TASK GOAL:
Take the data that follows and retype it word for word.

DATASET RECORDS:

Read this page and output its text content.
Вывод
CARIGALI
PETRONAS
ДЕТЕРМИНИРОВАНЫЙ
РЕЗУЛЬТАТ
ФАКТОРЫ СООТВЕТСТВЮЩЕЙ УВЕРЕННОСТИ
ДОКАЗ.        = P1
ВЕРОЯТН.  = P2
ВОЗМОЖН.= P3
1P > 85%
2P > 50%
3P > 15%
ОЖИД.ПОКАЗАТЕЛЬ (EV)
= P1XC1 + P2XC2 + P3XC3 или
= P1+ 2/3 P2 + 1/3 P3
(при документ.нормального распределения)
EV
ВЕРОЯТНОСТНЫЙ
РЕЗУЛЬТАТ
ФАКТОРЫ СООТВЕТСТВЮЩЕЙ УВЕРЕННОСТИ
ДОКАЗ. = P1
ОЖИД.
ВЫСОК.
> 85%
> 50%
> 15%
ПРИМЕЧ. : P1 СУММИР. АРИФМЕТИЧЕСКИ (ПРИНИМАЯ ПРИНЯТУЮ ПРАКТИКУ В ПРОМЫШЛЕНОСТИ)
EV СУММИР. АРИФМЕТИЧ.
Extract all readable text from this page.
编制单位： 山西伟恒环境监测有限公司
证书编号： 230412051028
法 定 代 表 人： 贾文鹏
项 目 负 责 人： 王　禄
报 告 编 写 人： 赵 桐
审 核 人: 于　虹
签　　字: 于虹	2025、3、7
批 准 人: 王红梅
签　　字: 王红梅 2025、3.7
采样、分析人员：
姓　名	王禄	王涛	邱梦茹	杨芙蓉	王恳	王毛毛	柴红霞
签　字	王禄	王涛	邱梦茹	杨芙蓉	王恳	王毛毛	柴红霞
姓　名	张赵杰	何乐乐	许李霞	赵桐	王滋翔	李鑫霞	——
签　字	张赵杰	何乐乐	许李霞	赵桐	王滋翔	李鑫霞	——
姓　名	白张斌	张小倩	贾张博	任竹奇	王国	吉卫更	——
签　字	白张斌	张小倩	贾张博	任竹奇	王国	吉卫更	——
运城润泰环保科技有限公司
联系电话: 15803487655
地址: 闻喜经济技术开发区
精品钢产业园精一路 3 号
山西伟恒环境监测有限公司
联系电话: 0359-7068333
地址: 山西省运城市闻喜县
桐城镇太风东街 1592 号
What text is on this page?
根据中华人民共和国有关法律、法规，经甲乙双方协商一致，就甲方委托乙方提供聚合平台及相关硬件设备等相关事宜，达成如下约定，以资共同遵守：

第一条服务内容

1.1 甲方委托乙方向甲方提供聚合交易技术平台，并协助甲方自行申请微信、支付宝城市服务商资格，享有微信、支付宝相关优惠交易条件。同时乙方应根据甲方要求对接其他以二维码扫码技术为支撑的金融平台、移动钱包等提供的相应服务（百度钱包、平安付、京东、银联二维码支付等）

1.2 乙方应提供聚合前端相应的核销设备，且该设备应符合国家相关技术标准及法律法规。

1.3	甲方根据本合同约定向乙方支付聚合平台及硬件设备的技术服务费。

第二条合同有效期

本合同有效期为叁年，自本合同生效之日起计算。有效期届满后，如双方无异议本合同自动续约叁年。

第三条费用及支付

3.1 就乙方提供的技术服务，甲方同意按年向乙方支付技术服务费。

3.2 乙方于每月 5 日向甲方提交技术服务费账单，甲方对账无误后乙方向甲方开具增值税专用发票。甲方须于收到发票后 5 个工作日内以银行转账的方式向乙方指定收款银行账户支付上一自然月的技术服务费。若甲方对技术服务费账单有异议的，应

RESULT OF THIS TASK:
Read this page and output its text content.
Вывод
CARIGALI
PETRONAS
ДЕТЕРМИНИРОВАНЫЙ
РЕЗУЛЬТАТ
ФАКТОРЫ СООТВЕТСТВЮЩЕЙ УВЕРЕННОСТИ
ДОКАЗ.        = P1
ВЕРОЯТН.  = P2
ВОЗМОЖН.= P3
1P > 85%
2P > 50%
3P > 15%
ОЖИД.ПОКАЗАТЕЛЬ (EV)
= P1XC1 + P2XC2 + P3XC3 или
= P1+ 2/3 P2 + 1/3 P3
(при документ.нормального распределения)
EV
ВЕРОЯТНОСТНЫЙ
РЕЗУЛЬТАТ
ФАКТОРЫ СООТВЕТСТВЮЩЕЙ УВЕРЕННОСТИ
ДОКАЗ. = P1
ОЖИД.
ВЫСОК.
> 85%
> 50%
> 15%
ПРИМЕЧ. : P1 СУММИР. АРИФМЕТИЧЕСКИ (ПРИНИМАЯ ПРИНЯТУЮ ПРАКТИКУ В ПРОМЫШЛЕНОСТИ)
EV СУММИР. АРИФМЕТИЧ.
Extract all readable text from this page.
编制单位： 山西伟恒环境监测有限公司
证书编号： 230412051028
法 定 代 表 人： 贾文鹏
项 目 负 责 人： 王　禄
报 告 编 写 人： 赵 桐
审 核 人: 于　虹
签　　字: 于虹	2025、3、7
批 准 人: 王红梅
签　　字: 王红梅 2025、3.7
采样、分析人员：
姓　名	王禄	王涛	邱梦茹	杨芙蓉	王恳	王毛毛	柴红霞
签　字	王禄	王涛	邱梦茹	杨芙蓉	王恳	王毛毛	柴红霞
姓　名	张赵杰	何乐乐	许李霞	赵桐	王滋翔	李鑫霞	——
签　字	张赵杰	何乐乐	许李霞	赵桐	王滋翔	李鑫霞	——
姓　名	白张斌	张小倩	贾张博	任竹奇	王国	吉卫更	——
签　字	白张斌	张小倩	贾张博	任竹奇	王国	吉卫更	——
运城润泰环保科技有限公司
联系电话: 15803487655
地址: 闻喜经济技术开发区
精品钢产业园精一路 3 号
山西伟恒环境监测有限公司
联系电话: 0359-7068333
地址: 山西省运城市闻喜县
桐城镇太风东街 1592 号
What text is on this page?
根据中华人民共和国有关法律、法规，经甲乙双方协商一致，就甲方委托乙方提供聚合平台及相关硬件设备等相关事宜，达成如下约定，以资共同遵守：

第一条服务内容

1.1 甲方委托乙方向甲方提供聚合交易技术平台，并协助甲方自行申请微信、支付宝城市服务商资格，享有微信、支付宝相关优惠交易条件。同时乙方应根据甲方要求对接其他以二维码扫码技术为支撑的金融平台、移动钱包等提供的相应服务（百度钱包、平安付、京东、银联二维码支付等）

1.2 乙方应提供聚合前端相应的核销设备，且该设备应符合国家相关技术标准及法律法规。

1.3	甲方根据本合同约定向乙方支付聚合平台及硬件设备的技术服务费。

第二条合同有效期

本合同有效期为叁年，自本合同生效之日起计算。有效期届满后，如双方无异议本合同自动续约叁年。

第三条费用及支付

3.1 就乙方提供的技术服务，甲方同意按年向乙方支付技术服务费。

3.2 乙方于每月 5 日向甲方提交技术服务费账单，甲方对账无误后乙方向甲方开具增值税专用发票。甲方须于收到发票后 5 个工作日内以银行转账的方式向乙方指定收款银行账户支付上一自然月的技术服务费。若甲方对技术服务费账单有异议的，应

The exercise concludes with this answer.